**What to produce**
Please print all of the material below, word for word.

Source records
▼
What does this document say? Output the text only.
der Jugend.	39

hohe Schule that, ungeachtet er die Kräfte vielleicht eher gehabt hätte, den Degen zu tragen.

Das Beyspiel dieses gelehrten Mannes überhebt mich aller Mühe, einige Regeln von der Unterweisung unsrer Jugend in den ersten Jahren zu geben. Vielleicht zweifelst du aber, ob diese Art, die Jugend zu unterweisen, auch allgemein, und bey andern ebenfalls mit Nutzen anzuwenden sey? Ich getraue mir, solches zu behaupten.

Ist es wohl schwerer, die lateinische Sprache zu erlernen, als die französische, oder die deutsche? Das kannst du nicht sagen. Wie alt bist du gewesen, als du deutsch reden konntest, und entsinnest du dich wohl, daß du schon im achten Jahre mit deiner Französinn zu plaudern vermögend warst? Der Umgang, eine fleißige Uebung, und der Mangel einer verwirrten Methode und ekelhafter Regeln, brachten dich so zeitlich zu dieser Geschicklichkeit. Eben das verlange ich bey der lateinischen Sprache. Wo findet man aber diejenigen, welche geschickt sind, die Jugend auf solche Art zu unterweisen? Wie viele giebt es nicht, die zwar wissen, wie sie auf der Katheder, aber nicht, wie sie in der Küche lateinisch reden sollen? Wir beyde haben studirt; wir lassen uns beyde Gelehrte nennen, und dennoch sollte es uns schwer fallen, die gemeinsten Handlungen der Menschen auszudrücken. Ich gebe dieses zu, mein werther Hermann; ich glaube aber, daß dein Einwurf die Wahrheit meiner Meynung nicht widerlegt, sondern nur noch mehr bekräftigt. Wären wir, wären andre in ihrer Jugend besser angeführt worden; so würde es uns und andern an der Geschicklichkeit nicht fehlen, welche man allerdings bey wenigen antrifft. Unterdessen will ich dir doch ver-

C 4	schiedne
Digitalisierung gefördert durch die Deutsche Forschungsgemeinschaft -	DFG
▲
**Exercise solution**
What does this document say? Output the text only.
der Jugend.	39

hohe Schule that, ungeachtet er die Kräfte vielleicht eher gehabt hätte, den Degen zu tragen.

Das Beyspiel dieses gelehrten Mannes überhebt mich aller Mühe, einige Regeln von der Unterweisung unsrer Jugend in den ersten Jahren zu geben. Vielleicht zweifelst du aber, ob diese Art, die Jugend zu unterweisen, auch allgemein, und bey andern ebenfalls mit Nutzen anzuwenden sey? Ich getraue mir, solches zu behaupten.

Ist es wohl schwerer, die lateinische Sprache zu erlernen, als die französische, oder die deutsche? Das kannst du nicht sagen. Wie alt bist du gewesen, als du deutsch reden konntest, und entsinnest du dich wohl, daß du schon im achten Jahre mit deiner Französinn zu plaudern vermögend warst? Der Umgang, eine fleißige Uebung, und der Mangel einer verwirrten Methode und ekelhafter Regeln, brachten dich so zeitlich zu dieser Geschicklichkeit. Eben das verlange ich bey der lateinischen Sprache. Wo findet man aber diejenigen, welche geschickt sind, die Jugend auf solche Art zu unterweisen? Wie viele giebt es nicht, die zwar wissen, wie sie auf der Katheder, aber nicht, wie sie in der Küche lateinisch reden sollen? Wir beyde haben studirt; wir lassen uns beyde Gelehrte nennen, und dennoch sollte es uns schwer fallen, die gemeinsten Handlungen der Menschen auszudrücken. Ich gebe dieses zu, mein werther Hermann; ich glaube aber, daß dein Einwurf die Wahrheit meiner Meynung nicht widerlegt, sondern nur noch mehr bekräftigt. Wären wir, wären andre in ihrer Jugend besser angeführt worden; so würde es uns und andern an der Geschicklichkeit nicht fehlen, welche man allerdings bey wenigen antrifft. Unterdessen will ich dir doch ver-

C 4	schiedne
Digitalisierung gefördert durch die Deutsche Forschungsgemeinschaft -	DFG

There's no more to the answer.